# WORK TO DO
Write every record out again exactly, and keep images out of it.

# DATA LINES
— Begin —
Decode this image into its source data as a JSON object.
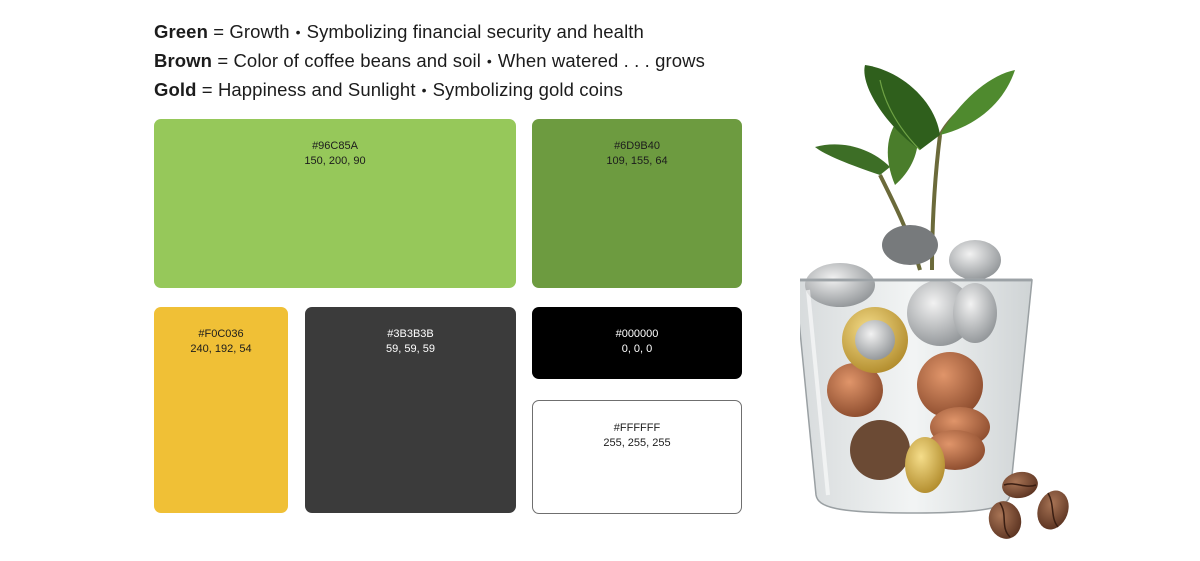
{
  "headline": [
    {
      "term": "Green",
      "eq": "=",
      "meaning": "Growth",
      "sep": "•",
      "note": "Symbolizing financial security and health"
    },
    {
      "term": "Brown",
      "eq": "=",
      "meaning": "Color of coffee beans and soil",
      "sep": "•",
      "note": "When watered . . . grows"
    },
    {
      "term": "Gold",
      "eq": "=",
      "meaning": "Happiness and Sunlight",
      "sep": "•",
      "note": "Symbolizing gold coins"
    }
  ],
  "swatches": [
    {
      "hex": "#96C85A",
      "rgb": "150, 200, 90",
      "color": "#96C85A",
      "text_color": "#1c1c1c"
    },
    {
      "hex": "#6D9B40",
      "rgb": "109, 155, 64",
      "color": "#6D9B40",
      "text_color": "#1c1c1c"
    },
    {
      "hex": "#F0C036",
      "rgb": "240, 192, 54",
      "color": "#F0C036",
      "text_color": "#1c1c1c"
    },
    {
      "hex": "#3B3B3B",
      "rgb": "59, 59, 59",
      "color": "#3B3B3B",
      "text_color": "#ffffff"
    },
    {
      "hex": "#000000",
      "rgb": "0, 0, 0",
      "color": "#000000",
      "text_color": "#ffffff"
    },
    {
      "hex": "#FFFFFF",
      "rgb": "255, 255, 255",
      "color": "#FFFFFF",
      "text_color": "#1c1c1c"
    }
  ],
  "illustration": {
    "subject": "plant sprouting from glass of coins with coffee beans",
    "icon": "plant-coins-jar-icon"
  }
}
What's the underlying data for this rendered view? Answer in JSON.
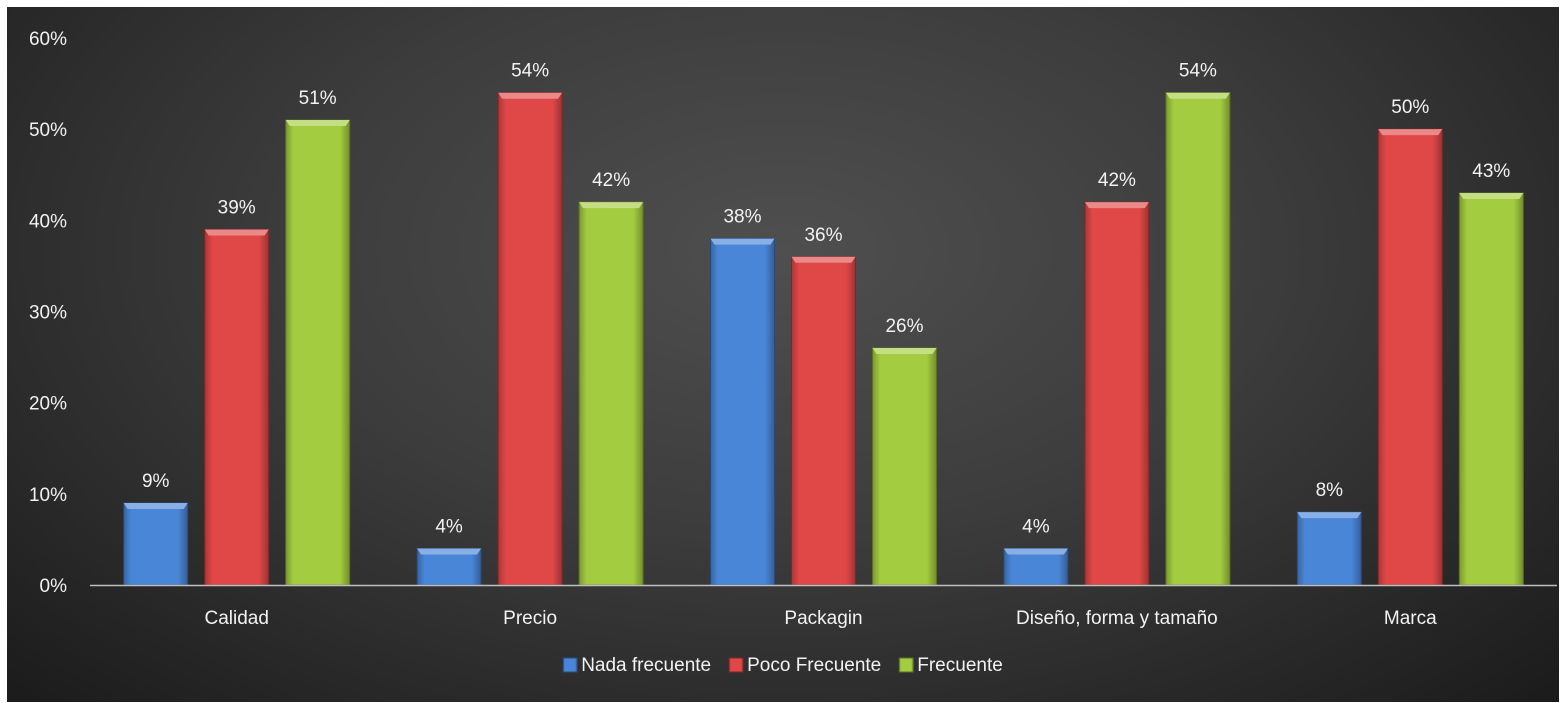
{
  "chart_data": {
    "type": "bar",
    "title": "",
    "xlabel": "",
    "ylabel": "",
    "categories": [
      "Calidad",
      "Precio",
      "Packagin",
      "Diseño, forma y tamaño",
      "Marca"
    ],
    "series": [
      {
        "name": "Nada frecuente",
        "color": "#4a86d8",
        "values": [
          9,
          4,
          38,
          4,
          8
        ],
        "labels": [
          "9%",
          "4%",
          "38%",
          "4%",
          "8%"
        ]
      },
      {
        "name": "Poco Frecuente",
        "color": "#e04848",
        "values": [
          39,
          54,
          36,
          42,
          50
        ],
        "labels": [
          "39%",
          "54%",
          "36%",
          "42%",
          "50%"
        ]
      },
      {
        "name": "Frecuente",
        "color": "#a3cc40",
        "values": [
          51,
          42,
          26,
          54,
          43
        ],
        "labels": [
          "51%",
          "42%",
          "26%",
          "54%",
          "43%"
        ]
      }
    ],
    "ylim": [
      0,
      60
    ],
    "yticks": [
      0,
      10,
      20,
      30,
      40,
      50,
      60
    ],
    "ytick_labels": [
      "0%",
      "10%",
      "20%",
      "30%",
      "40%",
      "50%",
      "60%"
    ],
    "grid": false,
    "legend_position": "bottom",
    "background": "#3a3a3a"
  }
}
— End —
# THE ANSWER
Decode this image into its source data as a JSON object.
{
  "headline": [
    {
      "term": "Green",
      "eq": "=",
      "meaning": "Growth",
      "sep": "•",
      "note": "Symbolizing financial security and health"
    },
    {
      "term": "Brown",
      "eq": "=",
      "meaning": "Color of coffee beans and soil",
      "sep": "•",
      "note": "When watered . . . grows"
    },
    {
      "term": "Gold",
      "eq": "=",
      "meaning": "Happiness and Sunlight",
      "sep": "•",
      "note": "Symbolizing gold coins"
    }
  ],
  "swatches": [
    {
      "hex": "#96C85A",
      "rgb": "150, 200, 90",
      "color": "#96C85A",
      "text_color": "#1c1c1c"
    },
    {
      "hex": "#6D9B40",
      "rgb": "109, 155, 64",
      "color": "#6D9B40",
      "text_color": "#1c1c1c"
    },
    {
      "hex": "#F0C036",
      "rgb": "240, 192, 54",
      "color": "#F0C036",
      "text_color": "#1c1c1c"
    },
    {
      "hex": "#3B3B3B",
      "rgb": "59, 59, 59",
      "color": "#3B3B3B",
      "text_color": "#ffffff"
    },
    {
      "hex": "#000000",
      "rgb": "0, 0, 0",
      "color": "#000000",
      "text_color": "#ffffff"
    },
    {
      "hex": "#FFFFFF",
      "rgb": "255, 255, 255",
      "color": "#FFFFFF",
      "text_color": "#1c1c1c"
    }
  ],
  "illustration": {
    "subject": "plant sprouting from glass of coins with coffee beans",
    "icon": "plant-coins-jar-icon"
  }
}
What's the underlying data for this rendered view? Answer in JSON.
{
  "chart_data": {
    "type": "bar",
    "title": "",
    "xlabel": "",
    "ylabel": "",
    "categories": [
      "Calidad",
      "Precio",
      "Packagin",
      "Diseño, forma y tamaño",
      "Marca"
    ],
    "series": [
      {
        "name": "Nada frecuente",
        "color": "#4a86d8",
        "values": [
          9,
          4,
          38,
          4,
          8
        ],
        "labels": [
          "9%",
          "4%",
          "38%",
          "4%",
          "8%"
        ]
      },
      {
        "name": "Poco Frecuente",
        "color": "#e04848",
        "values": [
          39,
          54,
          36,
          42,
          50
        ],
        "labels": [
          "39%",
          "54%",
          "36%",
          "42%",
          "50%"
        ]
      },
      {
        "name": "Frecuente",
        "color": "#a3cc40",
        "values": [
          51,
          42,
          26,
          54,
          43
        ],
        "labels": [
          "51%",
          "42%",
          "26%",
          "54%",
          "43%"
        ]
      }
    ],
    "ylim": [
      0,
      60
    ],
    "yticks": [
      0,
      10,
      20,
      30,
      40,
      50,
      60
    ],
    "ytick_labels": [
      "0%",
      "10%",
      "20%",
      "30%",
      "40%",
      "50%",
      "60%"
    ],
    "grid": false,
    "legend_position": "bottom",
    "background": "#3a3a3a"
  }
}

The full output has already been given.